» **WHAT IS NEEDED**
Look for "content" in each line of the entries, and return the matching lines.

* Start GIVEN DATA *

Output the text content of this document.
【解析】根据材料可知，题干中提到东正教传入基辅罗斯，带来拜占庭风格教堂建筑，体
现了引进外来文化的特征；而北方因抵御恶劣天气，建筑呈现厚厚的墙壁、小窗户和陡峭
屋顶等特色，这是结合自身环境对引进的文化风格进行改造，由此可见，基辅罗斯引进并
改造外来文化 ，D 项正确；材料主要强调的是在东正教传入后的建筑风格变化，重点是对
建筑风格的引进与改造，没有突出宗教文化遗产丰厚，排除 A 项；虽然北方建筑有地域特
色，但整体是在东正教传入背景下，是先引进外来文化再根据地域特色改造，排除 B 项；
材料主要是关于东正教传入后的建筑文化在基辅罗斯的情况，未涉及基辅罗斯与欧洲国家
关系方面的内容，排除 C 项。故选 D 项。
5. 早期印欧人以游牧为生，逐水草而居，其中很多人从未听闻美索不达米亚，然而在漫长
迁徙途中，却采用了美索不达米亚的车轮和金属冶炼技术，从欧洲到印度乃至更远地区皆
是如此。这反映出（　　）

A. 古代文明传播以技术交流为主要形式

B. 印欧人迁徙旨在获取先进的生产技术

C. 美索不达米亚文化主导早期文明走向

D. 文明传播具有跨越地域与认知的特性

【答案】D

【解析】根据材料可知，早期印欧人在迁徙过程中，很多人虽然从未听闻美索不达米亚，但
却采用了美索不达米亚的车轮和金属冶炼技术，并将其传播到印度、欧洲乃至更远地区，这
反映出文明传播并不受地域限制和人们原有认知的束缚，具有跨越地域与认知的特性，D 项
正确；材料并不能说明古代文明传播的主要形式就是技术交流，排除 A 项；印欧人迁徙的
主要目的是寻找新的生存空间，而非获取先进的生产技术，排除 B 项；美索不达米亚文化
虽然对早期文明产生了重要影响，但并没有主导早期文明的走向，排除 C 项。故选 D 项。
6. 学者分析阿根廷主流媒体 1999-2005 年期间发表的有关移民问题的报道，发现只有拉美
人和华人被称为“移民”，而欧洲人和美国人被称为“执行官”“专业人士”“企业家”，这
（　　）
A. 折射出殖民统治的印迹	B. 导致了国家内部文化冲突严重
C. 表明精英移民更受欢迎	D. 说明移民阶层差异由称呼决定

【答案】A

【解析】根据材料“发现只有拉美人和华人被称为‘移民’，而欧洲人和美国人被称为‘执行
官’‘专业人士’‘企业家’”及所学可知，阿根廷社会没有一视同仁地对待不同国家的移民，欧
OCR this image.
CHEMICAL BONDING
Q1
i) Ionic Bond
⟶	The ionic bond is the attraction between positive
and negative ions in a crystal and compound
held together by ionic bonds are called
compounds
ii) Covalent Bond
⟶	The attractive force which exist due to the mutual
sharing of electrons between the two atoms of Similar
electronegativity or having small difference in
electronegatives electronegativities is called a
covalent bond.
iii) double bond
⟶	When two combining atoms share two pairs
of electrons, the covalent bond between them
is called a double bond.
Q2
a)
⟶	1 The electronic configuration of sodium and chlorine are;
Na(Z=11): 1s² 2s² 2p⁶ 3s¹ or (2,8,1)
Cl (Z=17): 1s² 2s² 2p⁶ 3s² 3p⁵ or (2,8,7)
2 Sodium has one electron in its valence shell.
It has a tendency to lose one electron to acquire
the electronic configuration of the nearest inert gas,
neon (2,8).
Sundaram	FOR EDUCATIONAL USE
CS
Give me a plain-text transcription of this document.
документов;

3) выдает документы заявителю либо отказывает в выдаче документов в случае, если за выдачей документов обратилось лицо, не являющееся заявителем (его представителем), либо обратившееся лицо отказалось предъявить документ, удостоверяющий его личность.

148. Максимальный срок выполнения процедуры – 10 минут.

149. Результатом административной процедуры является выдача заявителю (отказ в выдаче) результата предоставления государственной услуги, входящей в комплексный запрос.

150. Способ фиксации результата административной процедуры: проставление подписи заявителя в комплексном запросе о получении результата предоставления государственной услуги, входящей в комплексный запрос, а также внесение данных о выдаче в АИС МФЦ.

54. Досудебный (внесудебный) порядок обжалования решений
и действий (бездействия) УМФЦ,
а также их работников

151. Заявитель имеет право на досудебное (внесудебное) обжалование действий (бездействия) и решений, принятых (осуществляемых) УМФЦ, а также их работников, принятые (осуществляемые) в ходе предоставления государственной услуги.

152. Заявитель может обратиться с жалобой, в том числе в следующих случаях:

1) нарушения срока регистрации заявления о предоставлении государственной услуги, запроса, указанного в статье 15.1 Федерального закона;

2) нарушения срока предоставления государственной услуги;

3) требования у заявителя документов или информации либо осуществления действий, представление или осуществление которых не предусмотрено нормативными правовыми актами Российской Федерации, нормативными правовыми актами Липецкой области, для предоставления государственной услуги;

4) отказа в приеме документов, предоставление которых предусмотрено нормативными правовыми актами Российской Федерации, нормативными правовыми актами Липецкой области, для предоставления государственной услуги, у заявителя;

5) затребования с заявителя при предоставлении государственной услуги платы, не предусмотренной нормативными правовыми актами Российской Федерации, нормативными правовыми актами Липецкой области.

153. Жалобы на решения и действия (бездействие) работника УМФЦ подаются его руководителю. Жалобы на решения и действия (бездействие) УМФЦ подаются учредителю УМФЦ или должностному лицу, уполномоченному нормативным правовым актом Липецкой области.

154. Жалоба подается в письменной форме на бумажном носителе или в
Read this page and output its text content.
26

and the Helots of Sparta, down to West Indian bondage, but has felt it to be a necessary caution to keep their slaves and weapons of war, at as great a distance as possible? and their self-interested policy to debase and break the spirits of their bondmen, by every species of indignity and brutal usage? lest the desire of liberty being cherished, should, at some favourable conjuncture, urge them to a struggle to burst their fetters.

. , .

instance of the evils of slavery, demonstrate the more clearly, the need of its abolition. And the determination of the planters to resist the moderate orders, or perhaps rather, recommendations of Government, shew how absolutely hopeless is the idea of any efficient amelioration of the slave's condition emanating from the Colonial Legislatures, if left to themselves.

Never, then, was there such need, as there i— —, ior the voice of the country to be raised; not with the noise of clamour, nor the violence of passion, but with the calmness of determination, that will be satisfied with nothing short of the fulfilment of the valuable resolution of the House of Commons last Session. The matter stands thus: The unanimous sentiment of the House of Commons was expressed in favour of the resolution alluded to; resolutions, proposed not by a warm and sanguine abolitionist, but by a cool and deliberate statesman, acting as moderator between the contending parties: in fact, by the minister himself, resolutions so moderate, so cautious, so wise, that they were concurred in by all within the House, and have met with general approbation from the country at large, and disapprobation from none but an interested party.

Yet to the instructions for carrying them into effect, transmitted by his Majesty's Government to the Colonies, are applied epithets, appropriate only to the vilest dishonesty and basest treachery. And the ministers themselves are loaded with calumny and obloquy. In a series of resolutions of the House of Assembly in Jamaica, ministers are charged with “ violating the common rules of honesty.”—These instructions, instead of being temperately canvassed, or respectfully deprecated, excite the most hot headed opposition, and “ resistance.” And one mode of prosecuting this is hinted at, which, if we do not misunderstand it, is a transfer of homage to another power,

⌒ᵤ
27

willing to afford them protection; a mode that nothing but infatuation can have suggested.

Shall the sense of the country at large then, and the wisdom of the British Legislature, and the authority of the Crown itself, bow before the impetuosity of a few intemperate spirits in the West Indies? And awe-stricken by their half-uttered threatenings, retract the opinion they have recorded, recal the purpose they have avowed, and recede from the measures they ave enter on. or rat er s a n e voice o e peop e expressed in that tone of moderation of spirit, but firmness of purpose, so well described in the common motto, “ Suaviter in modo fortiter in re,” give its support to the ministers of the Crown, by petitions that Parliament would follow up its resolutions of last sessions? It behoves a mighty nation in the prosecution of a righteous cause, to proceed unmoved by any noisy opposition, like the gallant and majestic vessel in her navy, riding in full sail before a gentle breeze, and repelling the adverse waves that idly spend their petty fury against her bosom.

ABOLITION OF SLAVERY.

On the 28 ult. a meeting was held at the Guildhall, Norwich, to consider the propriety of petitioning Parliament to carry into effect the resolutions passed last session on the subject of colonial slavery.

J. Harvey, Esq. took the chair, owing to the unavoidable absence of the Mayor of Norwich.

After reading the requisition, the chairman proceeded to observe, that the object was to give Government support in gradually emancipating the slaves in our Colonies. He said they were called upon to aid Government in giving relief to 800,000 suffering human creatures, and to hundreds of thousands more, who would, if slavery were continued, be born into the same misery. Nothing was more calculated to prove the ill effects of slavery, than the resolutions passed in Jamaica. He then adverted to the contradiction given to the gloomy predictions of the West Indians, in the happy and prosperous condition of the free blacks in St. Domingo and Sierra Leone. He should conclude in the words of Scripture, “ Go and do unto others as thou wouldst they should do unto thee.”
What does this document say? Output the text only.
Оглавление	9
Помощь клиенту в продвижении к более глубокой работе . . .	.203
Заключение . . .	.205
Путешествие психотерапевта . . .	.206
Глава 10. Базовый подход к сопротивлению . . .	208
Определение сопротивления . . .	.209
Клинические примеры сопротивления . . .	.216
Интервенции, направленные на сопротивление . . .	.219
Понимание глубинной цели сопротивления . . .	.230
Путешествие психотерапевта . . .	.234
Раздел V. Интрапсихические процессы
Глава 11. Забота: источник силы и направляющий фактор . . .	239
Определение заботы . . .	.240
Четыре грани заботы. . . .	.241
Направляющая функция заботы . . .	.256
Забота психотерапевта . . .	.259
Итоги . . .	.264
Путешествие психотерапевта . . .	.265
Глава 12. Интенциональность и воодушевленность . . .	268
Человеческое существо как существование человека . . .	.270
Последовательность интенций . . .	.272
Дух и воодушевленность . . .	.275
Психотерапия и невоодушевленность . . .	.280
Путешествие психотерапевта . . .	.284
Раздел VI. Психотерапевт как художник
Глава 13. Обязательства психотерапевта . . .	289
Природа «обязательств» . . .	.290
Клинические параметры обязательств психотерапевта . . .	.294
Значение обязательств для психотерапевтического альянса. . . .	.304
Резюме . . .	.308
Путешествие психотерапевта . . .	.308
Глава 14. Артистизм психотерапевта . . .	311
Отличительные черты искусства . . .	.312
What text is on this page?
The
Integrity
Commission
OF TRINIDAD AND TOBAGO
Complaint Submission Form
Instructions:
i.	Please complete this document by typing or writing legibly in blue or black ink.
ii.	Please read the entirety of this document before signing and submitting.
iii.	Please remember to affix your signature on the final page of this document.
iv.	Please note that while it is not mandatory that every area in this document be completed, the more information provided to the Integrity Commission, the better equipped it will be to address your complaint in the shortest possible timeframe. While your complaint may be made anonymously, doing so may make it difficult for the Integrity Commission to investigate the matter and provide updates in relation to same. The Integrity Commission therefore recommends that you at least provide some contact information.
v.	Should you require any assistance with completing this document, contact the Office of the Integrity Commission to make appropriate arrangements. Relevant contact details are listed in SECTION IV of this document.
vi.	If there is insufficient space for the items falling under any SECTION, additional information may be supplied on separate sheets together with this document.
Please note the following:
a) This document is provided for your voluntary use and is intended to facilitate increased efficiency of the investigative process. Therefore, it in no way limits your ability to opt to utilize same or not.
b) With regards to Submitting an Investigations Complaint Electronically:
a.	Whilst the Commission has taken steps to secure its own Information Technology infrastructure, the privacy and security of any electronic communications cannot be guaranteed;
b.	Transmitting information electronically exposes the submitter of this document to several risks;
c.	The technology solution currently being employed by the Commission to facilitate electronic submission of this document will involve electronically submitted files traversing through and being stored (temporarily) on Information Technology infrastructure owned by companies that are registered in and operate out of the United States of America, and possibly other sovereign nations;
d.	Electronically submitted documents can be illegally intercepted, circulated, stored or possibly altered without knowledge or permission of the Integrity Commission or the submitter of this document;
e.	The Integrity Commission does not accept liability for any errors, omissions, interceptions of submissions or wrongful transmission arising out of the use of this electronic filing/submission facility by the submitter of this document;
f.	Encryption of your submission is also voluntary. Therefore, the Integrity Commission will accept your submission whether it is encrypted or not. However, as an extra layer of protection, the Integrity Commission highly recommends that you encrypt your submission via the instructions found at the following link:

* End GIVEN DATA *

» **COMPLETE RESPONSE**
Output the text content of this document.
Read this page and output its text content.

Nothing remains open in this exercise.